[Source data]
•••••

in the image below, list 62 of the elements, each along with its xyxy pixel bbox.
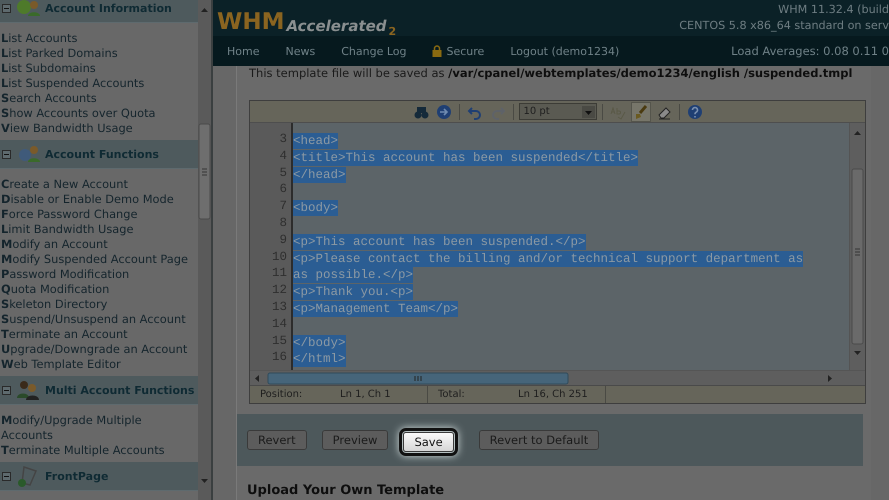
paintbrush-button[interactable] [630,102,650,122]
collapse-icon[interactable] [2,472,11,480]
sidebar-link[interactable]: List Accounts [0,31,198,46]
caret-icon [582,106,594,118]
lock-icon [432,45,442,57]
nav-link[interactable]: Logout (demo1234) [510,44,620,58]
font-size-select[interactable]: 10 pt [518,103,596,120]
section-title: FrontPage [45,470,108,482]
nav-link[interactable]: News [285,44,316,58]
sidebar-link[interactable]: Disable or Enable Demo Mode [0,192,198,207]
status-value: Ln 1, Ch 1 [340,389,391,400]
sidebar-link[interactable]: Limit Bandwidth Usage [0,222,198,237]
nav-link[interactable]: Home [227,44,260,58]
section-header[interactable]: FrontPage [0,462,198,491]
nav-link[interactable]: Secure [432,44,484,58]
logo-version: 2 [388,25,396,38]
users-icon [15,379,41,401]
vertical-scrollbar[interactable] [849,123,865,370]
section-title: Account Functions [45,148,159,160]
section-heading: Upload Your Own Template [247,483,446,498]
sidebar-link[interactable]: Terminate Multiple Accounts [0,443,198,458]
sidebar-link[interactable]: Password Modification [0,267,198,282]
sidebar-link[interactable]: Terminate an Account [0,327,198,342]
arrow-circle-icon [436,104,452,120]
sidebar-link[interactable]: Suspend/Unsuspend an Account [0,312,198,327]
status-value: Ln 16, Ch 251 [518,389,588,400]
info-user-icon [15,0,41,19]
status-label: Position: [260,389,304,400]
section-title: Multi Account Functions [45,384,194,396]
load-averages: Load Averages: 0.08 0.11 0 [731,44,889,58]
sidebar-link[interactable]: Force Password Change [0,207,198,222]
section-header[interactable]: Account Information [0,0,198,23]
sidebar-link[interactable]: Upgrade/Downgrade an Account [0,342,198,357]
sidebar-link[interactable]: Modify an Account [0,237,198,252]
logo-text: WHM [217,8,285,36]
sidebar-link[interactable]: Skeleton Directory [0,297,198,312]
sidebar-link[interactable]: Web Template Editor [0,357,198,372]
sidebar-link[interactable]: List Subdomains [0,61,198,76]
section-header[interactable]: Multi Account Functions [0,376,198,405]
sidebar-link[interactable]: Search Accounts [0,91,198,106]
action-button[interactable]: Revert [247,430,307,450]
collapse-icon[interactable] [2,150,11,158]
build-info: WHM 11.32.4 (build [778,2,889,18]
collapse-icon[interactable] [2,4,11,12]
nav-link[interactable]: Change Log [341,44,406,58]
sidebar-link[interactable]: Quota Modification [0,282,198,297]
template-path-note: This template file will be saved as /var/cpanel/webtemplates/demo1234/english /suspended.tmpl [249,66,854,82]
sidebar-link[interactable]: List Suspended Accounts [0,76,198,91]
sidebar-link[interactable]: Show Accounts over Quota [0,106,198,121]
status-label: Total: [438,389,466,400]
sidebar-link[interactable]: Create a New Account [0,177,198,192]
logo-subtitle: Accelerated [286,16,387,36]
action-button[interactable]: Revert to Default [478,430,600,450]
action-button[interactable]: Preview [322,430,388,450]
section-header[interactable]: Account Functions [0,140,198,169]
sidebar-link[interactable]: Modify Suspended Account Page [0,252,198,267]
sidebar-link[interactable]: List Parked Domains [0,46,198,61]
server-info: CENTOS 5.8 x86_64 standard on serv [679,18,889,34]
section-title: Account Information [45,2,172,14]
sidebar-link[interactable]: View Bandwidth Usage [0,121,198,136]
collapse-icon[interactable] [2,386,11,394]
help-icon [686,104,702,120]
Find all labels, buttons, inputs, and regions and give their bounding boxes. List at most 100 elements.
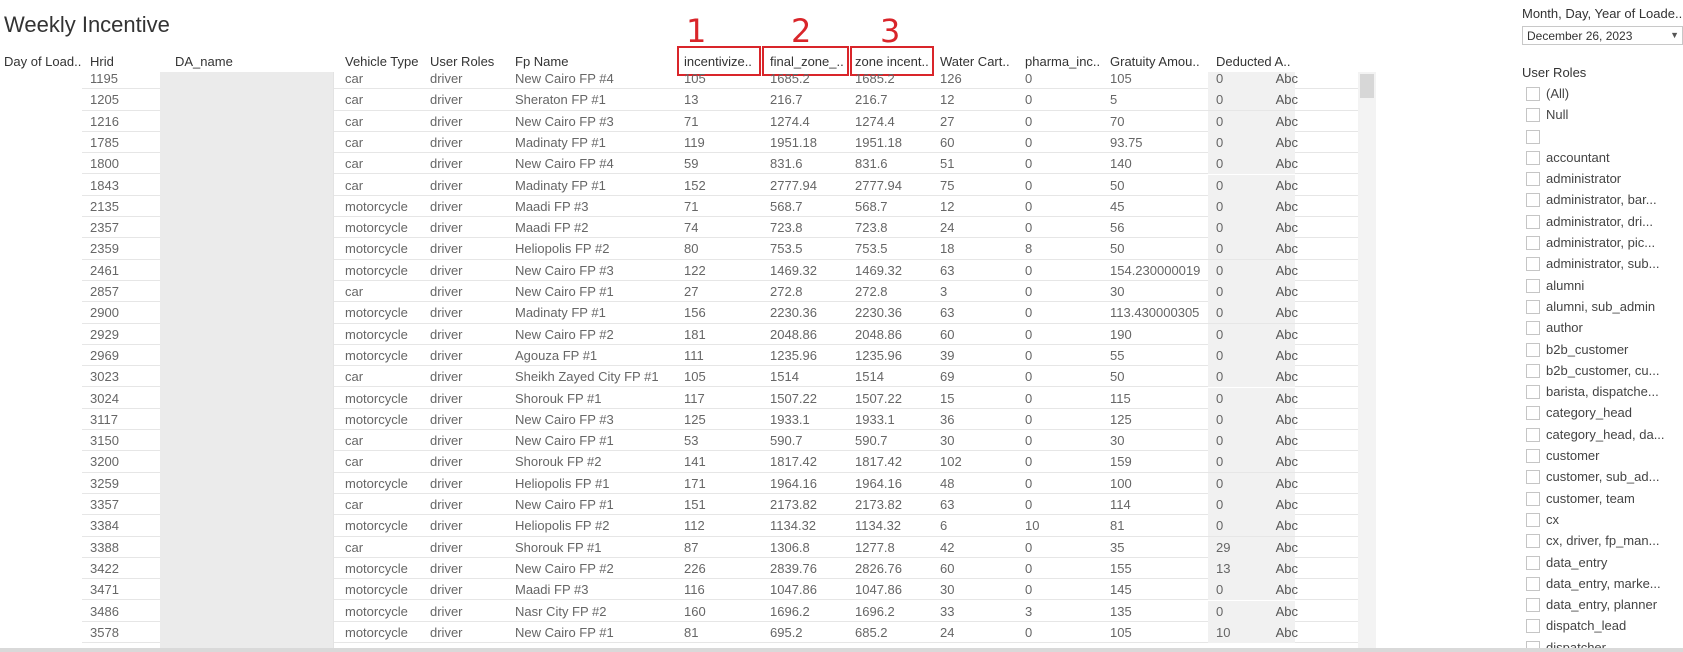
annotation-number-1: 1: [686, 12, 707, 50]
cell-incentivize: 87: [684, 539, 699, 555]
role-option[interactable]: customer, sub_ad...: [1522, 467, 1683, 488]
cell-user-role: driver: [430, 390, 463, 406]
role-checkbox[interactable]: [1526, 534, 1540, 549]
cell-deducted-amount: 0: [1216, 497, 1224, 512]
cell-vehicle-type: car: [345, 433, 364, 449]
cell-gratuity-amount: 190: [1110, 326, 1132, 342]
horizontal-scrollbar[interactable]: [0, 648, 1683, 652]
role-checkbox[interactable]: [1526, 321, 1540, 336]
role-checkbox[interactable]: [1526, 576, 1540, 591]
cell-user-role: driver: [430, 518, 463, 534]
cell-user-role: driver: [430, 284, 463, 299]
col-gratuity-amount[interactable]: Gratuity Amou..: [1110, 54, 1210, 69]
cell-water-cart: 24: [940, 220, 955, 236]
role-checkbox[interactable]: [1526, 427, 1540, 442]
col-vehicle-type[interactable]: Vehicle Type: [345, 54, 425, 69]
role-option[interactable]: alumni, sub_admin: [1522, 297, 1683, 318]
cell-pharma-inc: 0: [1025, 198, 1033, 214]
role-option[interactable]: author: [1522, 318, 1683, 339]
role-option[interactable]: b2b_customer: [1522, 340, 1683, 361]
col-day-of-load[interactable]: Day of Load..: [4, 54, 82, 69]
role-checkbox[interactable]: [1526, 129, 1540, 144]
role-checkbox[interactable]: [1526, 257, 1540, 272]
chevron-down-icon[interactable]: ▼: [1670, 30, 1679, 40]
col-deducted-amount[interactable]: Deducted A..: [1216, 54, 1296, 69]
role-option[interactable]: administrator, bar...: [1522, 190, 1683, 211]
role-option[interactable]: administrator: [1522, 169, 1683, 190]
role-checkbox[interactable]: [1526, 363, 1540, 378]
cell-vehicle-type: motorcycle: [345, 326, 408, 342]
role-checkbox[interactable]: [1526, 214, 1540, 229]
cell-fp-name: Shorouk FP #1: [515, 390, 602, 406]
cell-hrid: 2929: [90, 326, 119, 342]
role-checkbox[interactable]: [1526, 236, 1540, 251]
cell-final-zone: 695.2: [770, 624, 803, 640]
role-checkbox[interactable]: [1526, 299, 1540, 314]
role-option[interactable]: Null: [1522, 105, 1683, 126]
role-checkbox[interactable]: [1526, 108, 1540, 123]
date-filter-dropdown[interactable]: December 26, 2023 ▼: [1522, 26, 1683, 45]
cell-final-zone: 1047.86: [770, 582, 817, 598]
role-option-label: customer, sub_ad...: [1546, 469, 1660, 485]
role-checkbox[interactable]: [1526, 172, 1540, 187]
role-checkbox[interactable]: [1526, 470, 1540, 485]
role-checkbox[interactable]: [1526, 619, 1540, 634]
role-checkbox[interactable]: [1526, 385, 1540, 400]
role-option[interactable]: cx: [1522, 510, 1683, 531]
role-option[interactable]: barista, dispatche...: [1522, 382, 1683, 403]
role-option[interactable]: (All): [1522, 84, 1683, 105]
role-checkbox[interactable]: [1526, 555, 1540, 570]
table-scrollbar-thumb[interactable]: [1360, 74, 1374, 98]
role-option-label: dispatch_lead: [1546, 618, 1627, 634]
role-option[interactable]: administrator, sub...: [1522, 254, 1683, 275]
role-checkbox[interactable]: [1526, 342, 1540, 357]
role-checkbox[interactable]: [1526, 406, 1540, 421]
cell-water-cart: 69: [940, 369, 955, 385]
role-option-label: cx, driver, fp_man...: [1546, 533, 1660, 549]
role-checkbox[interactable]: [1526, 491, 1540, 506]
role-option[interactable]: data_entry: [1522, 553, 1683, 574]
cell-gratuity-amount: 135: [1110, 603, 1132, 619]
cell-deducted-amount: 29: [1216, 539, 1231, 555]
col-da-name[interactable]: DA_name: [175, 54, 295, 69]
role-option[interactable]: category_head: [1522, 403, 1683, 424]
role-option[interactable]: [1522, 127, 1683, 148]
role-option-label: (All): [1546, 86, 1570, 101]
cell-incentivize: 117: [684, 390, 705, 406]
role-option[interactable]: category_head, da...: [1522, 425, 1683, 446]
role-checkbox[interactable]: [1526, 278, 1540, 293]
role-checkbox[interactable]: [1526, 598, 1540, 613]
col-water-cart[interactable]: Water Cart..: [940, 54, 1020, 69]
col-hrid[interactable]: Hrid: [90, 54, 150, 69]
role-checkbox[interactable]: [1526, 512, 1540, 527]
cell-gratuity-amount: 93.75: [1110, 134, 1143, 150]
role-option[interactable]: administrator, dri...: [1522, 212, 1683, 233]
role-option[interactable]: cx, driver, fp_man...: [1522, 531, 1683, 552]
cell-final-zone: 2777.94: [770, 177, 817, 193]
role-option[interactable]: administrator, pic...: [1522, 233, 1683, 254]
col-pharma-inc[interactable]: pharma_inc..: [1025, 54, 1110, 69]
role-option[interactable]: b2b_customer, cu...: [1522, 361, 1683, 382]
date-filter-value: December 26, 2023: [1527, 29, 1633, 43]
col-fp-name[interactable]: Fp Name: [515, 54, 675, 69]
cell-vehicle-type: motorcycle: [345, 347, 408, 363]
cell-pharma-inc: 0: [1025, 411, 1033, 427]
role-option[interactable]: customer, team: [1522, 489, 1683, 510]
cell-vehicle-type: car: [345, 113, 364, 129]
table-scrollbar[interactable]: [1358, 72, 1376, 652]
role-option[interactable]: data_entry, marke...: [1522, 574, 1683, 595]
role-option[interactable]: accountant: [1522, 148, 1683, 169]
role-option[interactable]: alumni: [1522, 276, 1683, 297]
role-checkbox[interactable]: [1526, 150, 1540, 165]
role-option[interactable]: customer: [1522, 446, 1683, 467]
role-checkbox[interactable]: [1526, 87, 1540, 101]
role-option[interactable]: dispatch_lead: [1522, 616, 1683, 637]
cell-pharma-inc: 0: [1025, 475, 1033, 491]
col-user-roles[interactable]: User Roles: [430, 54, 510, 69]
cell-abc: Abc: [1275, 113, 1298, 129]
role-checkbox[interactable]: [1526, 193, 1540, 208]
role-option[interactable]: data_entry, planner: [1522, 595, 1683, 616]
role-checkbox[interactable]: [1526, 449, 1540, 464]
role-option-label: administrator, pic...: [1546, 235, 1656, 251]
role-option-label: accountant: [1546, 149, 1610, 165]
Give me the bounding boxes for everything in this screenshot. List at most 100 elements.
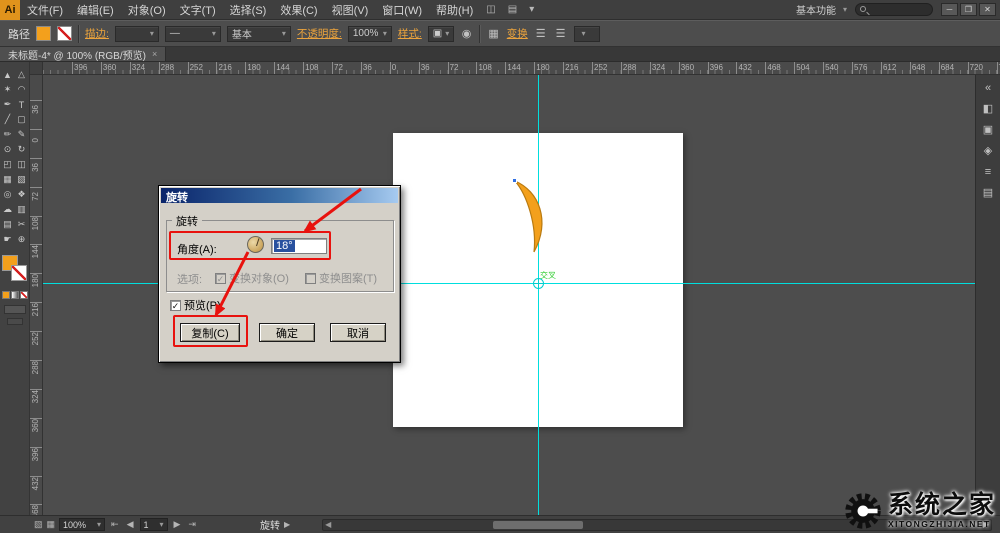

•••••

● **TASK OBJECTIVE**: Convert the rows from the line containing "paintbrush-button[interactable] [630,102,650,122]" through the line containing "sidebar-link[interactable]: Disable or" into a numbered list, leaving out any blank lines.

● **EXERCISE ANSWER**:
1. paintbrush-button[interactable] [630,102,650,122]
2. collapse-icon[interactable] [2,472,11,480]
3. sidebar-link[interactable]: List Accounts [0,31,198,46]
4. caret-icon [582,106,594,118]
5. lock-icon [432,45,442,57]
6. nav-link[interactable]: Logout (demo1234) [510,44,620,58]
7. font-size-select[interactable]: 10 pt [518,103,596,120]
8. section-title: FrontPage [45,470,108,482]
9. nav-link[interactable]: News [285,44,316,58]
10. sidebar-link[interactable]: Disable or Enable Demo Mode [0,192,198,207]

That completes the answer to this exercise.